## What to do
Copy the data word for word, keeping every line.

## Stored data
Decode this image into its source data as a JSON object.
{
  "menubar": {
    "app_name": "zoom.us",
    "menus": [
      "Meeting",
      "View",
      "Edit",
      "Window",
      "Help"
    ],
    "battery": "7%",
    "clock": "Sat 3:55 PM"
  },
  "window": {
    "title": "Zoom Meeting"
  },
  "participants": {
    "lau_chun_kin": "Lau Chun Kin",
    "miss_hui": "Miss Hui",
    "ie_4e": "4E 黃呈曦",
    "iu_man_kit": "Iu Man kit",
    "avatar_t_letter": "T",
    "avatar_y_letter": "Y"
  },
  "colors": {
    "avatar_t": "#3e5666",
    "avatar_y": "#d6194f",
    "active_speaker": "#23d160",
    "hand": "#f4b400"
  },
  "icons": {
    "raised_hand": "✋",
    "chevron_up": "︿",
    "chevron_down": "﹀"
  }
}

## Solution to this problem
Decode this image into its source data as a JSON object.
{
  "menubar": {
    "app_name": "zoom.us",
    "menus": [
      "Meeting",
      "View",
      "Edit",
      "Window",
      "Help"
    ],
    "battery": "7%",
    "clock": "Sat 3:55 PM"
  },
  "window": {
    "title": "Zoom Meeting"
  },
  "participants": {
    "lau_chun_kin": "Lau Chun Kin",
    "miss_hui": "Miss Hui",
    "ie_4e": "4E 黃呈曦",
    "iu_man_kit": "Iu Man kit",
    "avatar_t_letter": "T",
    "avatar_y_letter": "Y"
  },
  "colors": {
    "avatar_t": "#3e5666",
    "avatar_y": "#d6194f",
    "active_speaker": "#23d160",
    "hand": "#f4b400"
  },
  "icons": {
    "raised_hand": "✋",
    "chevron_up": "︿",
    "chevron_down": "﹀"
  }
}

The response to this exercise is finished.